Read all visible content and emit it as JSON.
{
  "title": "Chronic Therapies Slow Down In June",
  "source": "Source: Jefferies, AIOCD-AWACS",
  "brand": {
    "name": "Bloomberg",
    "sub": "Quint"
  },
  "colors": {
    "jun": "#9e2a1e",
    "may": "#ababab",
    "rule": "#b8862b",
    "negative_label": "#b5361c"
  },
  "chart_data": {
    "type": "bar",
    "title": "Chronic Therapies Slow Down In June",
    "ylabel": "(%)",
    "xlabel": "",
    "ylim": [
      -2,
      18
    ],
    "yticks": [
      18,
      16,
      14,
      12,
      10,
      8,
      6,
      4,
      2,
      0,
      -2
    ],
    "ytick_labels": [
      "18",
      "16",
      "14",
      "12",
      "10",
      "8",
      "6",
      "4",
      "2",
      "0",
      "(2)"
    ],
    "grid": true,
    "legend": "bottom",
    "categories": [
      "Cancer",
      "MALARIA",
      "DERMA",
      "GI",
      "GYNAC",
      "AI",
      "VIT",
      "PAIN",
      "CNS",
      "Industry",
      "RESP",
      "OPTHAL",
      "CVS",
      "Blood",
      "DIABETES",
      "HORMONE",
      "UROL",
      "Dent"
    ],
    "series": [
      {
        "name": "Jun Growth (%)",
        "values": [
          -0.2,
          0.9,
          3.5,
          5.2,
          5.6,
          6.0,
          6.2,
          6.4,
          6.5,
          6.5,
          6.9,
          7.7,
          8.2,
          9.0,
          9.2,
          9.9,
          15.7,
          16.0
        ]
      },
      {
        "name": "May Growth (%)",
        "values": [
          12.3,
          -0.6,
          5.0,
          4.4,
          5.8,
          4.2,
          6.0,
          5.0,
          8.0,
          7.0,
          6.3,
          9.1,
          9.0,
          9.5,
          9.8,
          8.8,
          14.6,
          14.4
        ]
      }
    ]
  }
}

================

* **PROBLEM DETAILS**: Lines from the records above that hold "Chronic" are the ones to list.

* **FULL SOLUTION**:
  "title": "Chronic Therapies Slow Down In June",
    "title": "Chronic Therapies Slow Down In June",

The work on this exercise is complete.